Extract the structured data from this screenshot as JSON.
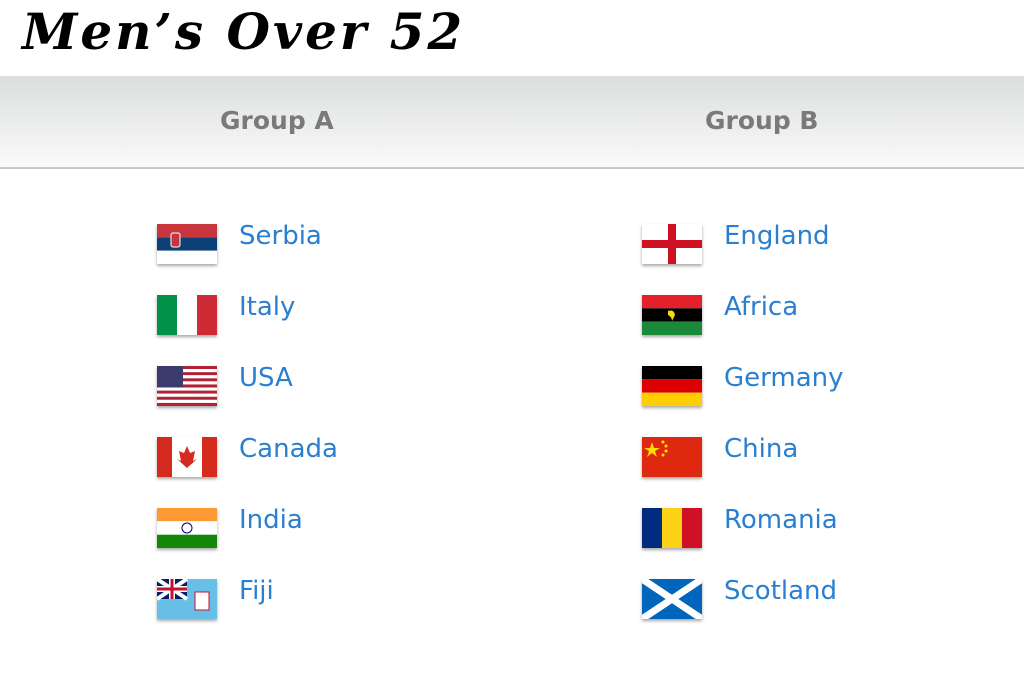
{
  "title": "Men’s Over 52",
  "groups": [
    {
      "label": "Group A",
      "teams": [
        {
          "name": "Serbia",
          "flag": "serbia-flag"
        },
        {
          "name": "Italy",
          "flag": "italy-flag"
        },
        {
          "name": "USA",
          "flag": "usa-flag"
        },
        {
          "name": "Canada",
          "flag": "canada-flag"
        },
        {
          "name": "India",
          "flag": "india-flag"
        },
        {
          "name": "Fiji",
          "flag": "fiji-flag"
        }
      ]
    },
    {
      "label": "Group B",
      "teams": [
        {
          "name": "England",
          "flag": "england-flag"
        },
        {
          "name": "Africa",
          "flag": "biafra-flag"
        },
        {
          "name": "Germany",
          "flag": "germany-flag"
        },
        {
          "name": "China",
          "flag": "china-flag"
        },
        {
          "name": "Romania",
          "flag": "romania-flag"
        },
        {
          "name": "Scotland",
          "flag": "scotland-flag"
        }
      ]
    }
  ],
  "colors": {
    "link": "#2a7fd0",
    "header_text": "#7a7a7a"
  }
}
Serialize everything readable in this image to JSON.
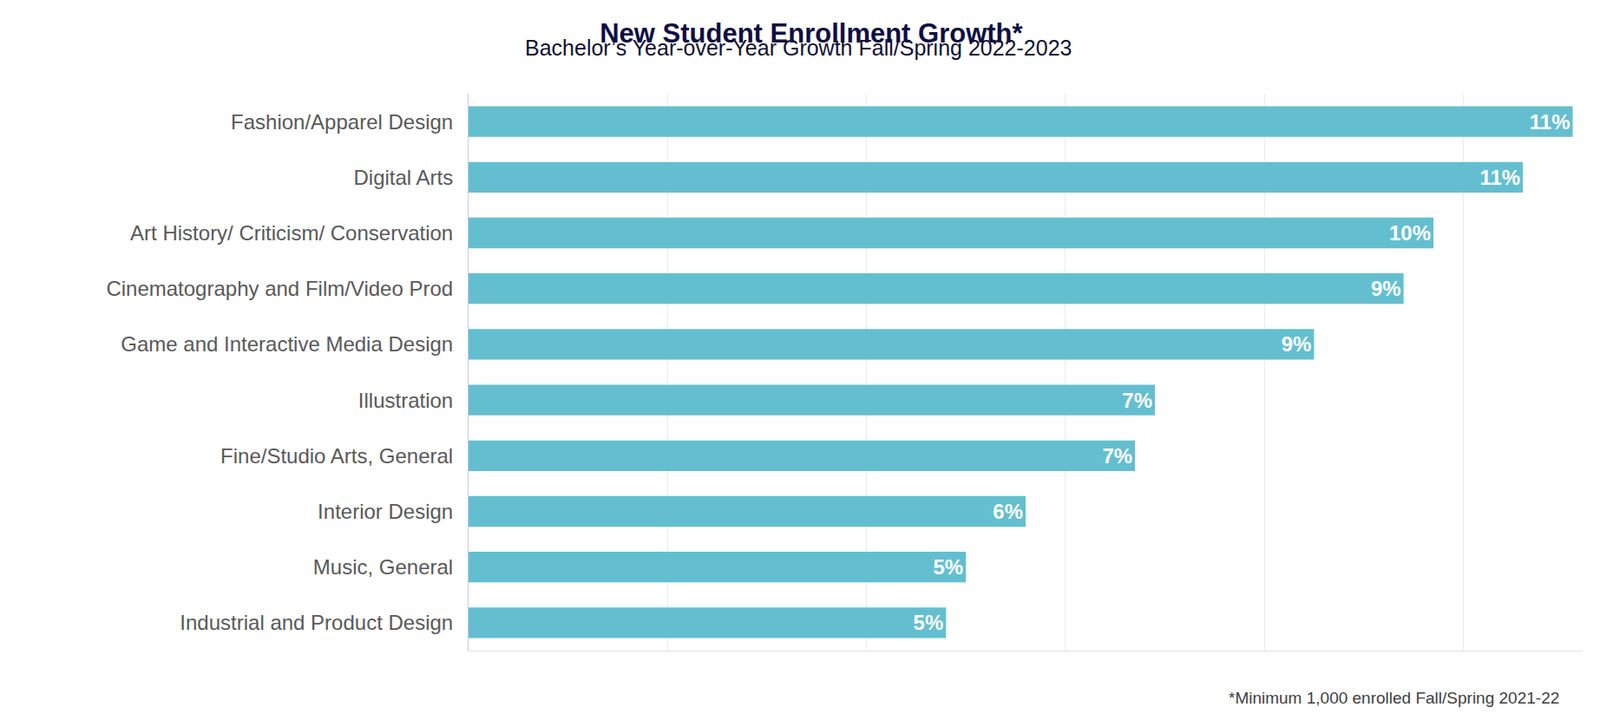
{
  "chart_data": {
    "type": "bar",
    "orientation": "horizontal",
    "title": "New Student Enrollment Growth*",
    "subtitle": "Bachelor’s Year-over-Year Growth Fall/Spring 2022-2023",
    "annotations": [
      "*Minimum 1,000 enrolled Fall/Spring 2021-22"
    ],
    "categories": [
      "Fashion/Apparel Design",
      "Digital Arts",
      "Art History/ Criticism/ Conservation",
      "Cinematography and Film/Video Prod",
      "Game and Interactive Media Design",
      "Illustration",
      "Fine/Studio Arts, General",
      "Interior Design",
      "Music, General",
      "Industrial and Product Design"
    ],
    "values": [
      11.1,
      10.6,
      9.7,
      9.4,
      8.5,
      6.9,
      6.7,
      5.6,
      5.0,
      4.8
    ],
    "value_labels": [
      "11%",
      "11%",
      "10%",
      "9%",
      "9%",
      "7%",
      "7%",
      "6%",
      "5%",
      "5%"
    ],
    "color": "#63bfd0",
    "xlim": [
      0,
      11.2
    ],
    "xticks": [
      0,
      2,
      4,
      6,
      8,
      10
    ],
    "grid": true,
    "data_labels": true,
    "tick_labels": "y"
  }
}
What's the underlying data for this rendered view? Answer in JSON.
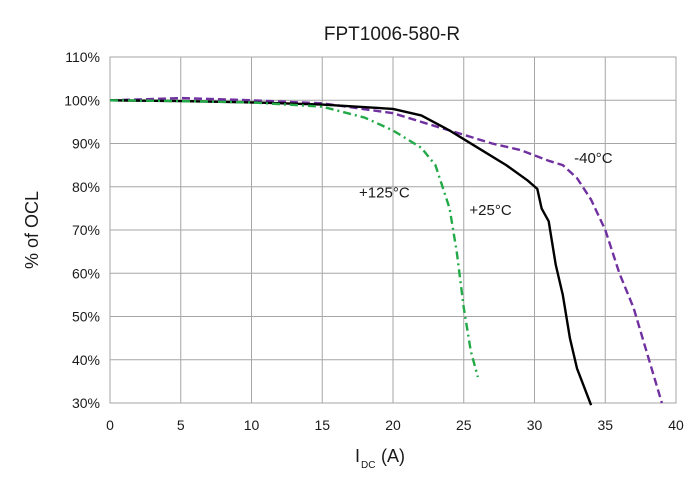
{
  "chart_data": {
    "type": "line",
    "title": "FPT1006-580-R",
    "xlabel": {
      "main": "I",
      "sub": "DC",
      "unit": "(A)"
    },
    "ylabel": "% of OCL",
    "xlim": [
      0,
      40
    ],
    "ylim": [
      30,
      110
    ],
    "x_ticks": [
      0,
      5,
      10,
      15,
      20,
      25,
      30,
      35,
      40
    ],
    "y_ticks": [
      30,
      40,
      50,
      60,
      70,
      80,
      90,
      100,
      110
    ],
    "y_tick_labels": [
      "30%",
      "40%",
      "50%",
      "60%",
      "70%",
      "80%",
      "90%",
      "100%",
      "110%"
    ],
    "x_tick_labels": [
      "0",
      "5",
      "10",
      "15",
      "20",
      "25",
      "30",
      "35",
      "40"
    ],
    "grid": true,
    "legend": "none",
    "series": [
      {
        "name": "-40°C",
        "color": "#7030a0",
        "style": "dashed",
        "points": [
          [
            0,
            100
          ],
          [
            5,
            100.5
          ],
          [
            10,
            100
          ],
          [
            15,
            99.3
          ],
          [
            20,
            97
          ],
          [
            23,
            94
          ],
          [
            25,
            92
          ],
          [
            27,
            90
          ],
          [
            29,
            88.5
          ],
          [
            31,
            86
          ],
          [
            32,
            85
          ],
          [
            33,
            82
          ],
          [
            34,
            77
          ],
          [
            35,
            70
          ],
          [
            36,
            60
          ],
          [
            37,
            52
          ],
          [
            38,
            41
          ],
          [
            39,
            30
          ]
        ]
      },
      {
        "name": "+25°C",
        "color": "#000000",
        "style": "solid",
        "points": [
          [
            0,
            100
          ],
          [
            5,
            99.8
          ],
          [
            10,
            99.5
          ],
          [
            15,
            99
          ],
          [
            20,
            98
          ],
          [
            22,
            96.5
          ],
          [
            24,
            93
          ],
          [
            26,
            89
          ],
          [
            28,
            85
          ],
          [
            29.5,
            81.5
          ],
          [
            30.2,
            79.5
          ],
          [
            30.5,
            75
          ],
          [
            31,
            72
          ],
          [
            31.5,
            62
          ],
          [
            32,
            55
          ],
          [
            32.5,
            45
          ],
          [
            33,
            38
          ],
          [
            34,
            29.5
          ]
        ]
      },
      {
        "name": "+125°C",
        "color": "#22aa48",
        "style": "dashdot",
        "points": [
          [
            0,
            100
          ],
          [
            5,
            99.8
          ],
          [
            10,
            99.5
          ],
          [
            15,
            98.5
          ],
          [
            18,
            96
          ],
          [
            20,
            93
          ],
          [
            22,
            89
          ],
          [
            23,
            85
          ],
          [
            24,
            75
          ],
          [
            24.5,
            65
          ],
          [
            25,
            52
          ],
          [
            25.5,
            42
          ],
          [
            26,
            36
          ]
        ]
      }
    ],
    "annotations": [
      {
        "text": "-40°C",
        "x": 32.8,
        "y": 85.5
      },
      {
        "text": "+25°C",
        "x": 25.4,
        "y": 73.5
      },
      {
        "text": "+125°C",
        "x": 17.6,
        "y": 77.5
      }
    ]
  }
}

#####

-- WRITTEN PROBLEM --
In the entries above, find every line with the word "JSON" and list it.

-- SOLUTION FOR THIS EXERCISE --
Extract the structured data from this screenshot as JSON.
Serialize everything readable in this image to JSON.
What's the underlying data for this rendered view? Answer in JSON.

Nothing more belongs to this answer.